*SOURCE DATA:*
* * * * *
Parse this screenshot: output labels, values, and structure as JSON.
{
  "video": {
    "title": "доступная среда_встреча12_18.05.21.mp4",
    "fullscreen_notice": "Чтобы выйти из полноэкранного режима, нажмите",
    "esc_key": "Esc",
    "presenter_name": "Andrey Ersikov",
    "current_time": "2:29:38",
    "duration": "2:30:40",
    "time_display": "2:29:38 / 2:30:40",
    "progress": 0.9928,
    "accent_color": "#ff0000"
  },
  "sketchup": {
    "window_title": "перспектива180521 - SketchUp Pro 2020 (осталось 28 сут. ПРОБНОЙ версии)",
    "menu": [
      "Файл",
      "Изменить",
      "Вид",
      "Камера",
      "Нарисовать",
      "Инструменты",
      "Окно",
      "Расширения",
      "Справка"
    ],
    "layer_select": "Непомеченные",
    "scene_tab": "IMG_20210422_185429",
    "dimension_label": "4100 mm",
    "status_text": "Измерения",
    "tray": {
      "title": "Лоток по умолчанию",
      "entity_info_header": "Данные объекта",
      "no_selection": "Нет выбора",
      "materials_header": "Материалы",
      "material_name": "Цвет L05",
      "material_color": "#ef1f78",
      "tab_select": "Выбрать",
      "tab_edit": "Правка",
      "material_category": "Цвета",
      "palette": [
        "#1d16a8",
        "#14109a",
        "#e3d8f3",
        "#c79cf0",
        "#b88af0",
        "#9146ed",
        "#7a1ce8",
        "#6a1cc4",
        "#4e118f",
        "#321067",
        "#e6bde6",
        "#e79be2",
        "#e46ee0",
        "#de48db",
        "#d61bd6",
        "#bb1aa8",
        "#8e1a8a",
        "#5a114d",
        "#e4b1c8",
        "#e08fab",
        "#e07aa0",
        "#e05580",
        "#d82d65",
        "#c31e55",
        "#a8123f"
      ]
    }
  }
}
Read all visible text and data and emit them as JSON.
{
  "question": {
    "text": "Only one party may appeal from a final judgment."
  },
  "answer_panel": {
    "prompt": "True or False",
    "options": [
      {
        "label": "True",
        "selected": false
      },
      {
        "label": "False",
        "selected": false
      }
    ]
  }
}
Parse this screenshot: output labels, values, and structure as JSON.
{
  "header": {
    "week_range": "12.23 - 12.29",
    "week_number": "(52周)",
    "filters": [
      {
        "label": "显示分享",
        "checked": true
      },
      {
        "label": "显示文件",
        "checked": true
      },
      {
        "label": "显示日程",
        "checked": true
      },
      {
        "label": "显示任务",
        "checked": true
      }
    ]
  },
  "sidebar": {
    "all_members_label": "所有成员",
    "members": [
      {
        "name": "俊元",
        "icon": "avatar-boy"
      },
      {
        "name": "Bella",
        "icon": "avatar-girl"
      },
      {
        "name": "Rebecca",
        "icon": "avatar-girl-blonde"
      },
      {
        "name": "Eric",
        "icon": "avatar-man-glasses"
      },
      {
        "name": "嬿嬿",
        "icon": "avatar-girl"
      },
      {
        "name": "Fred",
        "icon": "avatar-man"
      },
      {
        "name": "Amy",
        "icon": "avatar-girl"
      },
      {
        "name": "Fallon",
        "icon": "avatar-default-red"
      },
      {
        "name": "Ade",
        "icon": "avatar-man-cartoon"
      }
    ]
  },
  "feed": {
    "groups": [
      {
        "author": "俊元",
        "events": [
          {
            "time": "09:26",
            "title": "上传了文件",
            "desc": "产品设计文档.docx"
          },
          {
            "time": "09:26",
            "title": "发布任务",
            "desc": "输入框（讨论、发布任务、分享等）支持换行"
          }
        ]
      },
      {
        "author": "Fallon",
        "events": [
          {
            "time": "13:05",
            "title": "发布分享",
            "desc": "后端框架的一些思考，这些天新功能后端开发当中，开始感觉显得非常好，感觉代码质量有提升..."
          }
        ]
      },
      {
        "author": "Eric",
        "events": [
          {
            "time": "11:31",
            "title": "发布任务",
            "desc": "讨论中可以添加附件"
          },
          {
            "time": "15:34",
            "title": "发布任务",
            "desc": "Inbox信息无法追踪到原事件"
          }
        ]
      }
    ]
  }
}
* * * * *
*DIRECTIONS FOR THIS TASK:*
Reproduce the full listing above, character for character.

*SOLUTION FOR THIS TASK:*
Parse this screenshot: output labels, values, and structure as JSON.
{
  "video": {
    "title": "доступная среда_встреча12_18.05.21.mp4",
    "fullscreen_notice": "Чтобы выйти из полноэкранного режима, нажмите",
    "esc_key": "Esc",
    "presenter_name": "Andrey Ersikov",
    "current_time": "2:29:38",
    "duration": "2:30:40",
    "time_display": "2:29:38 / 2:30:40",
    "progress": 0.9928,
    "accent_color": "#ff0000"
  },
  "sketchup": {
    "window_title": "перспектива180521 - SketchUp Pro 2020 (осталось 28 сут. ПРОБНОЙ версии)",
    "menu": [
      "Файл",
      "Изменить",
      "Вид",
      "Камера",
      "Нарисовать",
      "Инструменты",
      "Окно",
      "Расширения",
      "Справка"
    ],
    "layer_select": "Непомеченные",
    "scene_tab": "IMG_20210422_185429",
    "dimension_label": "4100 mm",
    "status_text": "Измерения",
    "tray": {
      "title": "Лоток по умолчанию",
      "entity_info_header": "Данные объекта",
      "no_selection": "Нет выбора",
      "materials_header": "Материалы",
      "material_name": "Цвет L05",
      "material_color": "#ef1f78",
      "tab_select": "Выбрать",
      "tab_edit": "Правка",
      "material_category": "Цвета",
      "palette": [
        "#1d16a8",
        "#14109a",
        "#e3d8f3",
        "#c79cf0",
        "#b88af0",
        "#9146ed",
        "#7a1ce8",
        "#6a1cc4",
        "#4e118f",
        "#321067",
        "#e6bde6",
        "#e79be2",
        "#e46ee0",
        "#de48db",
        "#d61bd6",
        "#bb1aa8",
        "#8e1a8a",
        "#5a114d",
        "#e4b1c8",
        "#e08fab",
        "#e07aa0",
        "#e05580",
        "#d82d65",
        "#c31e55",
        "#a8123f"
      ]
    }
  }
}
Read all visible text and data and emit them as JSON.
{
  "question": {
    "text": "Only one party may appeal from a final judgment."
  },
  "answer_panel": {
    "prompt": "True or False",
    "options": [
      {
        "label": "True",
        "selected": false
      },
      {
        "label": "False",
        "selected": false
      }
    ]
  }
}
Parse this screenshot: output labels, values, and structure as JSON.
{
  "header": {
    "week_range": "12.23 - 12.29",
    "week_number": "(52周)",
    "filters": [
      {
        "label": "显示分享",
        "checked": true
      },
      {
        "label": "显示文件",
        "checked": true
      },
      {
        "label": "显示日程",
        "checked": true
      },
      {
        "label": "显示任务",
        "checked": true
      }
    ]
  },
  "sidebar": {
    "all_members_label": "所有成员",
    "members": [
      {
        "name": "俊元",
        "icon": "avatar-boy"
      },
      {
        "name": "Bella",
        "icon": "avatar-girl"
      },
      {
        "name": "Rebecca",
        "icon": "avatar-girl-blonde"
      },
      {
        "name": "Eric",
        "icon": "avatar-man-glasses"
      },
      {
        "name": "嬿嬿",
        "icon": "avatar-girl"
      },
      {
        "name": "Fred",
        "icon": "avatar-man"
      },
      {
        "name": "Amy",
        "icon": "avatar-girl"
      },
      {
        "name": "Fallon",
        "icon": "avatar-default-red"
      },
      {
        "name": "Ade",
        "icon": "avatar-man-cartoon"
      }
    ]
  },
  "feed": {
    "groups": [
      {
        "author": "俊元",
        "events": [
          {
            "time": "09:26",
            "title": "上传了文件",
            "desc": "产品设计文档.docx"
          },
          {
            "time": "09:26",
            "title": "发布任务",
            "desc": "输入框（讨论、发布任务、分享等）支持换行"
          }
        ]
      },
      {
        "author": "Fallon",
        "events": [
          {
            "time": "13:05",
            "title": "发布分享",
            "desc": "后端框架的一些思考，这些天新功能后端开发当中，开始感觉显得非常好，感觉代码质量有提升..."
          }
        ]
      },
      {
        "author": "Eric",
        "events": [
          {
            "time": "11:31",
            "title": "发布任务",
            "desc": "讨论中可以添加附件"
          },
          {
            "time": "15:34",
            "title": "发布任务",
            "desc": "Inbox信息无法追踪到原事件"
          }
        ]
      }
    ]
  }
}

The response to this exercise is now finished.